-- Begin --

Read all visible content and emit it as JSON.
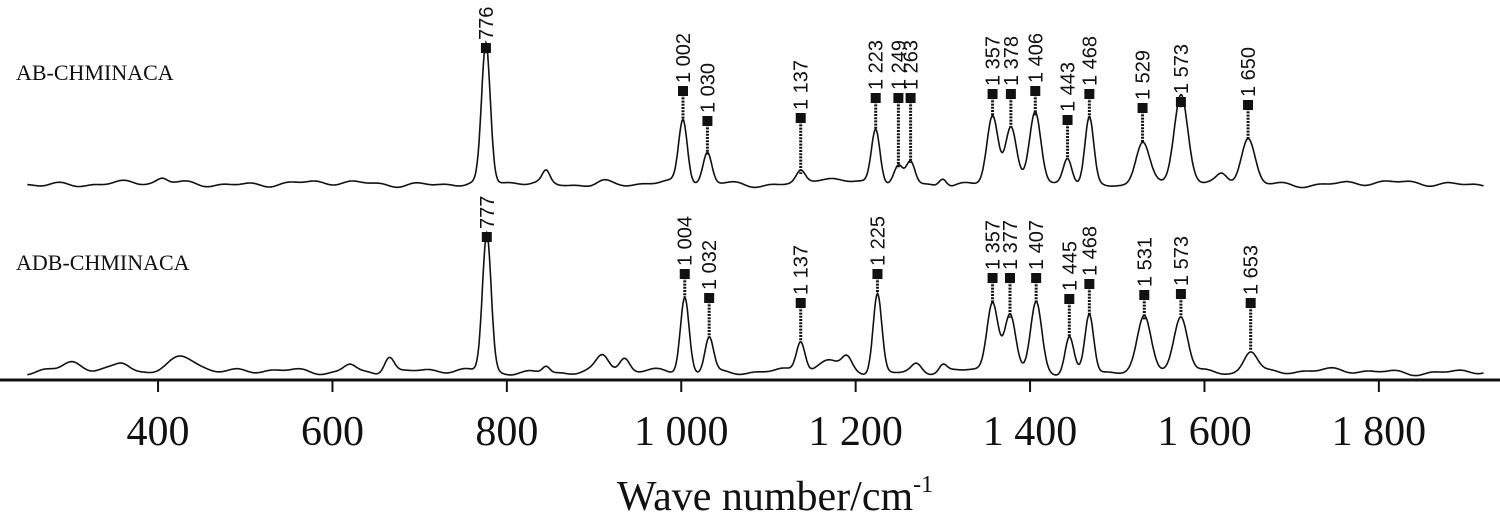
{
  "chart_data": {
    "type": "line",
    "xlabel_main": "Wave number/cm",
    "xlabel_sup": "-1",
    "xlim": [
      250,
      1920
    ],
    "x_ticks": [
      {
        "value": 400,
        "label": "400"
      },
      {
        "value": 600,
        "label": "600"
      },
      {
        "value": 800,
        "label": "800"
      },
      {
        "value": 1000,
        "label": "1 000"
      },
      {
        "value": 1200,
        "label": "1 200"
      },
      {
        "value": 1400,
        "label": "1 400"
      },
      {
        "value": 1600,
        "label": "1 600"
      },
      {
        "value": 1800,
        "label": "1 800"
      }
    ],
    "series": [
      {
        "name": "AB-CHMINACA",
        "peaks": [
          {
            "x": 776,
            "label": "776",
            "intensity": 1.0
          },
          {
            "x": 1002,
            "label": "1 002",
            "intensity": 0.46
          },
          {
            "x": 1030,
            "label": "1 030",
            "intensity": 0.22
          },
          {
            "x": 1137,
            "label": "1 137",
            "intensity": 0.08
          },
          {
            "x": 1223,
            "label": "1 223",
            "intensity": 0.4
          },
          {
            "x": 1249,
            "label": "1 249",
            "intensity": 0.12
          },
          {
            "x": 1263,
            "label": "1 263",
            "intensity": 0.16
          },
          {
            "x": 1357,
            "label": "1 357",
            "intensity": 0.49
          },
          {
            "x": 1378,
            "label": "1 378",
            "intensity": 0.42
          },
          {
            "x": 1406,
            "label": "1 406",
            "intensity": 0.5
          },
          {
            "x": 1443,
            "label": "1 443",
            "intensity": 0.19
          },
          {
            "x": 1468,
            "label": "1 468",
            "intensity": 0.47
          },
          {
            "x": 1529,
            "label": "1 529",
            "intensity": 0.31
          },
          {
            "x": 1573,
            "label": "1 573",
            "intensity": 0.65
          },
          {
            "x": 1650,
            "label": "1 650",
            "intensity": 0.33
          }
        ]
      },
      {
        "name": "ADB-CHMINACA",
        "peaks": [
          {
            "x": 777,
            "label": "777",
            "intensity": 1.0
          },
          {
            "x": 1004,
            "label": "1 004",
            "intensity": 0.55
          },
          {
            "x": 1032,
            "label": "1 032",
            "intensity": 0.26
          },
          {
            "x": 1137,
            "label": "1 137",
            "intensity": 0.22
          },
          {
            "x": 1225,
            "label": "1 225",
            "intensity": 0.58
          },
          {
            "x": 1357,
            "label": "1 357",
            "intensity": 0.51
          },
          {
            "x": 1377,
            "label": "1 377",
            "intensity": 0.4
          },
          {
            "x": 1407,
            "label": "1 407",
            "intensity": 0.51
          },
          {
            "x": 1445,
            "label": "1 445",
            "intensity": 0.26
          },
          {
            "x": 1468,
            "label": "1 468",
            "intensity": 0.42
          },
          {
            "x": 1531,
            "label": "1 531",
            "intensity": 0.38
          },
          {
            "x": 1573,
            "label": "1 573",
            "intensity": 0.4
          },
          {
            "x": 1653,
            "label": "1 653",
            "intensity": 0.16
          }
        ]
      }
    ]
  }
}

-- End --

__Work required__
Keep the pictures out of the copy and write out the data exactly as it stands.

__Completed task__
Read all visible content and emit it as JSON.
{
  "chart_data": {
    "type": "line",
    "xlabel_main": "Wave number/cm",
    "xlabel_sup": "-1",
    "xlim": [
      250,
      1920
    ],
    "x_ticks": [
      {
        "value": 400,
        "label": "400"
      },
      {
        "value": 600,
        "label": "600"
      },
      {
        "value": 800,
        "label": "800"
      },
      {
        "value": 1000,
        "label": "1 000"
      },
      {
        "value": 1200,
        "label": "1 200"
      },
      {
        "value": 1400,
        "label": "1 400"
      },
      {
        "value": 1600,
        "label": "1 600"
      },
      {
        "value": 1800,
        "label": "1 800"
      }
    ],
    "series": [
      {
        "name": "AB-CHMINACA",
        "peaks": [
          {
            "x": 776,
            "label": "776",
            "intensity": 1.0
          },
          {
            "x": 1002,
            "label": "1 002",
            "intensity": 0.46
          },
          {
            "x": 1030,
            "label": "1 030",
            "intensity": 0.22
          },
          {
            "x": 1137,
            "label": "1 137",
            "intensity": 0.08
          },
          {
            "x": 1223,
            "label": "1 223",
            "intensity": 0.4
          },
          {
            "x": 1249,
            "label": "1 249",
            "intensity": 0.12
          },
          {
            "x": 1263,
            "label": "1 263",
            "intensity": 0.16
          },
          {
            "x": 1357,
            "label": "1 357",
            "intensity": 0.49
          },
          {
            "x": 1378,
            "label": "1 378",
            "intensity": 0.42
          },
          {
            "x": 1406,
            "label": "1 406",
            "intensity": 0.5
          },
          {
            "x": 1443,
            "label": "1 443",
            "intensity": 0.19
          },
          {
            "x": 1468,
            "label": "1 468",
            "intensity": 0.47
          },
          {
            "x": 1529,
            "label": "1 529",
            "intensity": 0.31
          },
          {
            "x": 1573,
            "label": "1 573",
            "intensity": 0.65
          },
          {
            "x": 1650,
            "label": "1 650",
            "intensity": 0.33
          }
        ]
      },
      {
        "name": "ADB-CHMINACA",
        "peaks": [
          {
            "x": 777,
            "label": "777",
            "intensity": 1.0
          },
          {
            "x": 1004,
            "label": "1 004",
            "intensity": 0.55
          },
          {
            "x": 1032,
            "label": "1 032",
            "intensity": 0.26
          },
          {
            "x": 1137,
            "label": "1 137",
            "intensity": 0.22
          },
          {
            "x": 1225,
            "label": "1 225",
            "intensity": 0.58
          },
          {
            "x": 1357,
            "label": "1 357",
            "intensity": 0.51
          },
          {
            "x": 1377,
            "label": "1 377",
            "intensity": 0.4
          },
          {
            "x": 1407,
            "label": "1 407",
            "intensity": 0.51
          },
          {
            "x": 1445,
            "label": "1 445",
            "intensity": 0.26
          },
          {
            "x": 1468,
            "label": "1 468",
            "intensity": 0.42
          },
          {
            "x": 1531,
            "label": "1 531",
            "intensity": 0.38
          },
          {
            "x": 1573,
            "label": "1 573",
            "intensity": 0.4
          },
          {
            "x": 1653,
            "label": "1 653",
            "intensity": 0.16
          }
        ]
      }
    ]
  }
}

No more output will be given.